• Problem to solve:
In the records below, copy the stretch from the line containing "UI element localization: list" through the line containing "data-point <box>588 358 595 365</box>", changing every "data-point" to "plotted-point" and keeping everything else the same. Leave out the pictures.

• Given data:
================================

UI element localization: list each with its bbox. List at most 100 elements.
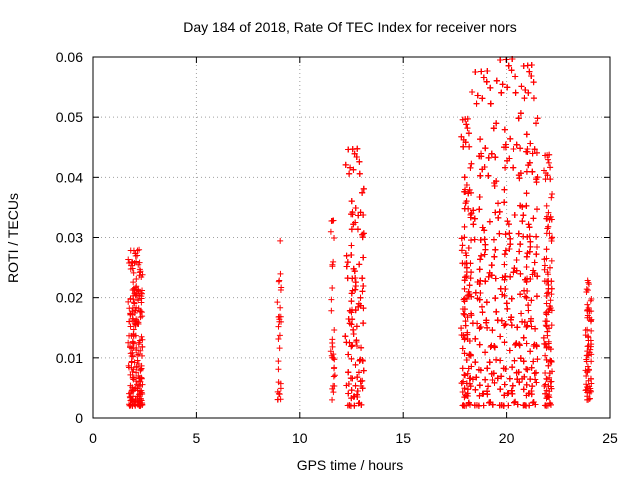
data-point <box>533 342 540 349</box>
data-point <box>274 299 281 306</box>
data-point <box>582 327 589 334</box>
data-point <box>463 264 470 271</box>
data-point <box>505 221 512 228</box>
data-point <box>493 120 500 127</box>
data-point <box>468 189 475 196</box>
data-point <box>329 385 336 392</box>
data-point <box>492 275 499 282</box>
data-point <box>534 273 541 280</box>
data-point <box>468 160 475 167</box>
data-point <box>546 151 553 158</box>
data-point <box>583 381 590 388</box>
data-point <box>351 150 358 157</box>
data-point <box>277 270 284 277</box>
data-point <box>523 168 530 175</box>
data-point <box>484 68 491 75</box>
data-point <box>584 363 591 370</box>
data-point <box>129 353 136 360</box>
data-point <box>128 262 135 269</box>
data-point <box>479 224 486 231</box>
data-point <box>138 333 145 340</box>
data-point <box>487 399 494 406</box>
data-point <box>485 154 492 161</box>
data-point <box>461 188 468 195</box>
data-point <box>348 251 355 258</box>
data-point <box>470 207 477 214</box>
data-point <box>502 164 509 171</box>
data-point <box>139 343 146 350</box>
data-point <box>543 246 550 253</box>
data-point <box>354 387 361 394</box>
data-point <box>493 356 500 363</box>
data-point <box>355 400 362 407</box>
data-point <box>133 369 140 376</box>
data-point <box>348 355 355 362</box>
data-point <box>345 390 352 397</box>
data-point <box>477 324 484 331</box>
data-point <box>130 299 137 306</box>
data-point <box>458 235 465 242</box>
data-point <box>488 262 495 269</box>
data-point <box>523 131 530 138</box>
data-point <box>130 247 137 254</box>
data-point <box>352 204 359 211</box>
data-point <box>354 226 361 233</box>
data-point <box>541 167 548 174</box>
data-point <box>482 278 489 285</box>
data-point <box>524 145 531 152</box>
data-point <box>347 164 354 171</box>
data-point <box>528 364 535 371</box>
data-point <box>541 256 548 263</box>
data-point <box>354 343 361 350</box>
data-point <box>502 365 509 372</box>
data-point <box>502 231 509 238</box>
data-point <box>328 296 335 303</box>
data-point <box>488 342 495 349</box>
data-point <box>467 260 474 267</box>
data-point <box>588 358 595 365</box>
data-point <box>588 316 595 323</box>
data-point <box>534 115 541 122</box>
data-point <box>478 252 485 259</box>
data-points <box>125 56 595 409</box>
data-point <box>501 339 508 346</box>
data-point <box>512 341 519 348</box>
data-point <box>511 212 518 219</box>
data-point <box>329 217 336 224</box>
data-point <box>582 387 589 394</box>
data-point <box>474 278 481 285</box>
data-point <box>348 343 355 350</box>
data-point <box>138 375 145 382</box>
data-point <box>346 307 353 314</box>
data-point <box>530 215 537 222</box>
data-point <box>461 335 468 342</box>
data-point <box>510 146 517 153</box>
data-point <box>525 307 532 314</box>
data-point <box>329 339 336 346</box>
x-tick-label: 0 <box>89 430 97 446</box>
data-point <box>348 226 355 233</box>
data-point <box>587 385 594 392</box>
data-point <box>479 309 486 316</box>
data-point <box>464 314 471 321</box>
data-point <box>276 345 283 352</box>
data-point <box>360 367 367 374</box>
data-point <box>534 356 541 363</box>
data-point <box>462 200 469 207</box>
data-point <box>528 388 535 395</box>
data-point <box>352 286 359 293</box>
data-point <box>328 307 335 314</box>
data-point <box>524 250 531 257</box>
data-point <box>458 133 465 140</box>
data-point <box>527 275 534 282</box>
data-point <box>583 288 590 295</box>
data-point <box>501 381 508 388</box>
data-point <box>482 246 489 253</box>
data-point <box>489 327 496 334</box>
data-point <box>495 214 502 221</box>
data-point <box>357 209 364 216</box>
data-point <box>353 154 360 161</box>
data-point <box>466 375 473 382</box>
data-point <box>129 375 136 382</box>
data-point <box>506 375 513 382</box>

================================

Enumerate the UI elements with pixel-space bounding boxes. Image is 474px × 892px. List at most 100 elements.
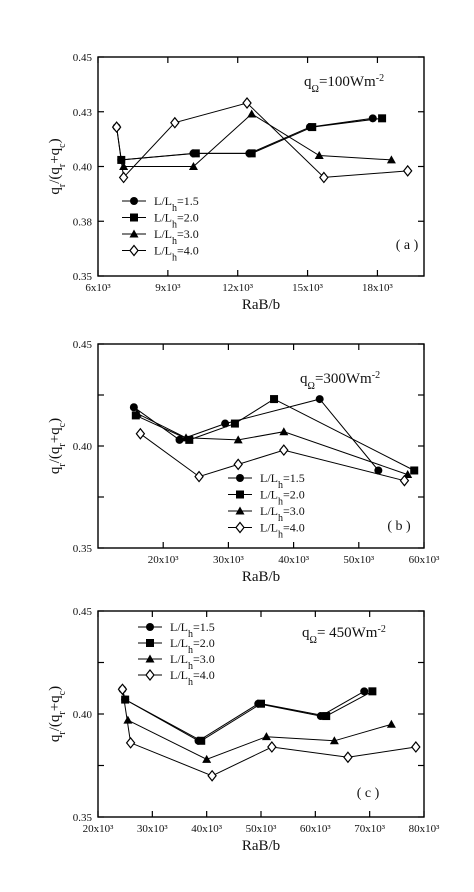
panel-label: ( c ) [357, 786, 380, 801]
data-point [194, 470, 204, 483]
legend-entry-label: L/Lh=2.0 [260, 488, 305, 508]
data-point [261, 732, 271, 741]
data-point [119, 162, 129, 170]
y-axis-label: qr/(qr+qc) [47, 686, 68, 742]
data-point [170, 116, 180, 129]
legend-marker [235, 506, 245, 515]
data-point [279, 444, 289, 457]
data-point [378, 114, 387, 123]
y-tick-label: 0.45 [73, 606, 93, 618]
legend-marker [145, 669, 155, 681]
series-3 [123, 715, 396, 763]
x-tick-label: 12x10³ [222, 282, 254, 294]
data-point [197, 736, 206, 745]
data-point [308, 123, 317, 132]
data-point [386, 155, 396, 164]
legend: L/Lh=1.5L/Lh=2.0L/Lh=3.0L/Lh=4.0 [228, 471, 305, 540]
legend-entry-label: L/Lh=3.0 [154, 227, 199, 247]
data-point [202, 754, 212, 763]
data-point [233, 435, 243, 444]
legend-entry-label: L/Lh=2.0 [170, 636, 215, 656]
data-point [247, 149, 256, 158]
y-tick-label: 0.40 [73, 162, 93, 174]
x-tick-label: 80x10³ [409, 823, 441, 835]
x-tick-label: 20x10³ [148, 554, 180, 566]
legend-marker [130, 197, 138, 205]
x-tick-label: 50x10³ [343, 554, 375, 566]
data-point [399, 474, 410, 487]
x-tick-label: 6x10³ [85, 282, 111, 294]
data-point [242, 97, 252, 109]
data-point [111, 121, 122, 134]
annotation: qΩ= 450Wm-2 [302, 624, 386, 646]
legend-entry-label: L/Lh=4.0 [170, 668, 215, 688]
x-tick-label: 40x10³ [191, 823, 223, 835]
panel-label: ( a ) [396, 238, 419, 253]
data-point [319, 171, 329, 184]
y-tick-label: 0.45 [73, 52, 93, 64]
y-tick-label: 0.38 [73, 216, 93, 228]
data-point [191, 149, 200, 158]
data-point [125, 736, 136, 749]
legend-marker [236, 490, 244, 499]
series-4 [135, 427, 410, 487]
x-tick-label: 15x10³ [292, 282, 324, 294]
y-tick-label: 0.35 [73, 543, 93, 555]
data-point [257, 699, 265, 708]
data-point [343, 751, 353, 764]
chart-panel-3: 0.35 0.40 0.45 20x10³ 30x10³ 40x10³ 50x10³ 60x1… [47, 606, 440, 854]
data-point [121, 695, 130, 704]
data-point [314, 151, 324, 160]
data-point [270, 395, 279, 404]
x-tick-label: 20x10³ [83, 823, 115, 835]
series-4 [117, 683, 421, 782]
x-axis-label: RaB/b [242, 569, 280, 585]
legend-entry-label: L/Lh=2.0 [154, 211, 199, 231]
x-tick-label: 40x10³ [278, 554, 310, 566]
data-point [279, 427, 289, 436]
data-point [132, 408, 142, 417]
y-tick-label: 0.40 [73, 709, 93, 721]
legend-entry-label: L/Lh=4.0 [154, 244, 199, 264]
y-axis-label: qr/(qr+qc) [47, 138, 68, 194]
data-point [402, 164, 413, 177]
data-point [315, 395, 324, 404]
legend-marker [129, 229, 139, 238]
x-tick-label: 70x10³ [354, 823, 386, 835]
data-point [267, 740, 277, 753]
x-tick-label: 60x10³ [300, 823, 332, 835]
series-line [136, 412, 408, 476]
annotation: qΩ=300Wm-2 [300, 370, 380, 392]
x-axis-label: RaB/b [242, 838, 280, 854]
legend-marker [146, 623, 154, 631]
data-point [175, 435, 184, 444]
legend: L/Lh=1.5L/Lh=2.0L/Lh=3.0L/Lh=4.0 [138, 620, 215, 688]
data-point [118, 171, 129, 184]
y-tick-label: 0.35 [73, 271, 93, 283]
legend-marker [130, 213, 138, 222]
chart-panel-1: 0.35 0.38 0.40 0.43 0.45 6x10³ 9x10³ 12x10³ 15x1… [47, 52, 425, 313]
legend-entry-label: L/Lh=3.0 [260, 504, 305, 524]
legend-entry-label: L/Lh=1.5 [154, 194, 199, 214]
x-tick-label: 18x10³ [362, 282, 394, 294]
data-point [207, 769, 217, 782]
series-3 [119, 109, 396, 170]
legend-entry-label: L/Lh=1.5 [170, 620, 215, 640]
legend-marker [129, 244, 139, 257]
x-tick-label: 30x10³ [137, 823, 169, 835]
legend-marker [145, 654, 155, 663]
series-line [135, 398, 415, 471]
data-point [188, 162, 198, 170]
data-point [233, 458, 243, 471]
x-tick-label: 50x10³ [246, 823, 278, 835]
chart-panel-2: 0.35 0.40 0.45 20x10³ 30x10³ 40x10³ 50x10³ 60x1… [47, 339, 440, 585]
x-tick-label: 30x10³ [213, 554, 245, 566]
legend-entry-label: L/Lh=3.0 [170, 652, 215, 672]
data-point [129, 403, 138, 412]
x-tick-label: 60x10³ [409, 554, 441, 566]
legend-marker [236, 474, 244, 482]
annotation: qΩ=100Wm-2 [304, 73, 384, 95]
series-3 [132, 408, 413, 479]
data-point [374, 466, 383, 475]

================================

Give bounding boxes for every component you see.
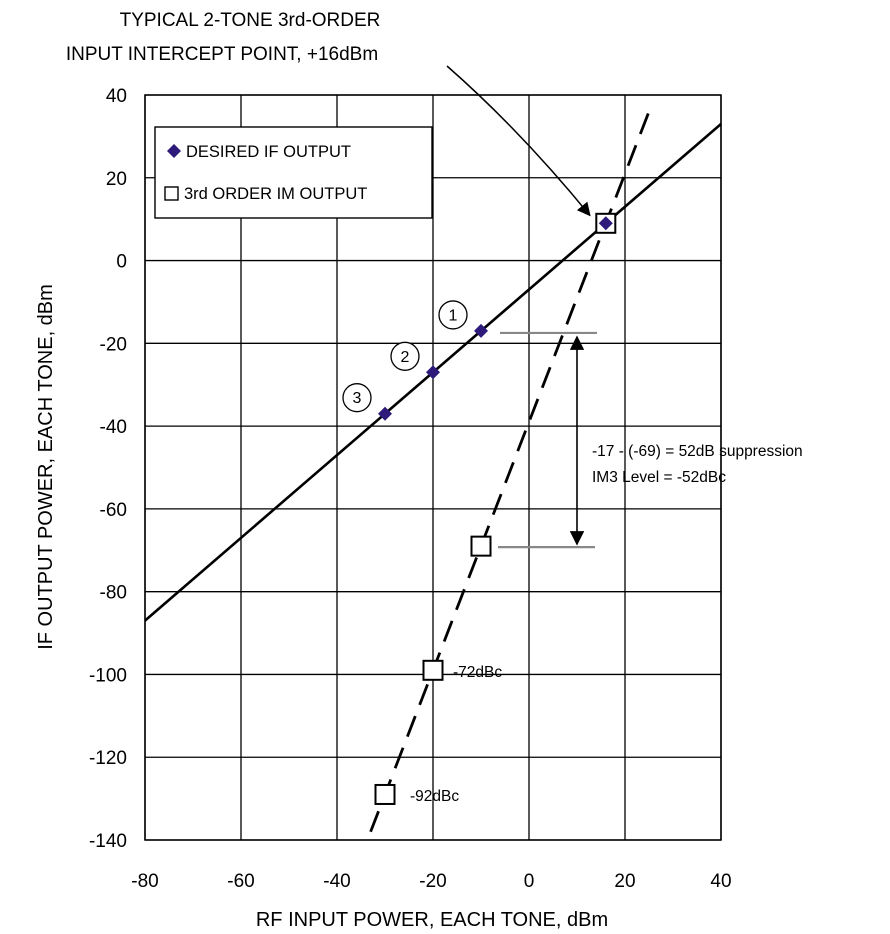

================================

• Answer to the task:
UI element localization: list each with its bbox. List at most 100 elements.
plotted-point <box>533 342 540 349</box>
plotted-point <box>274 299 281 306</box>
plotted-point <box>582 327 589 334</box>
plotted-point <box>463 264 470 271</box>
plotted-point <box>505 221 512 228</box>
plotted-point <box>493 120 500 127</box>
plotted-point <box>468 189 475 196</box>
plotted-point <box>329 385 336 392</box>
plotted-point <box>492 275 499 282</box>
plotted-point <box>534 273 541 280</box>
plotted-point <box>468 160 475 167</box>
plotted-point <box>546 151 553 158</box>
plotted-point <box>583 381 590 388</box>
plotted-point <box>351 150 358 157</box>
plotted-point <box>277 270 284 277</box>
plotted-point <box>523 168 530 175</box>
plotted-point <box>484 68 491 75</box>
plotted-point <box>584 363 591 370</box>
plotted-point <box>129 353 136 360</box>
plotted-point <box>128 262 135 269</box>
plotted-point <box>479 224 486 231</box>
plotted-point <box>138 333 145 340</box>
plotted-point <box>487 399 494 406</box>
plotted-point <box>485 154 492 161</box>
plotted-point <box>461 188 468 195</box>
plotted-point <box>348 251 355 258</box>
plotted-point <box>470 207 477 214</box>
plotted-point <box>502 164 509 171</box>
plotted-point <box>139 343 146 350</box>
plotted-point <box>543 246 550 253</box>
plotted-point <box>354 387 361 394</box>
plotted-point <box>493 356 500 363</box>
plotted-point <box>355 400 362 407</box>
plotted-point <box>133 369 140 376</box>
plotted-point <box>348 355 355 362</box>
plotted-point <box>345 390 352 397</box>
plotted-point <box>477 324 484 331</box>
plotted-point <box>130 299 137 306</box>
plotted-point <box>458 235 465 242</box>
plotted-point <box>488 262 495 269</box>
plotted-point <box>523 131 530 138</box>
plotted-point <box>130 247 137 254</box>
plotted-point <box>352 204 359 211</box>
plotted-point <box>354 226 361 233</box>
plotted-point <box>541 167 548 174</box>
plotted-point <box>482 278 489 285</box>
plotted-point <box>524 145 531 152</box>
plotted-point <box>347 164 354 171</box>
plotted-point <box>528 364 535 371</box>
plotted-point <box>541 256 548 263</box>
plotted-point <box>354 343 361 350</box>
plotted-point <box>502 365 509 372</box>
plotted-point <box>502 231 509 238</box>
plotted-point <box>328 296 335 303</box>
plotted-point <box>488 342 495 349</box>
plotted-point <box>467 260 474 267</box>
plotted-point <box>588 358 595 365</box>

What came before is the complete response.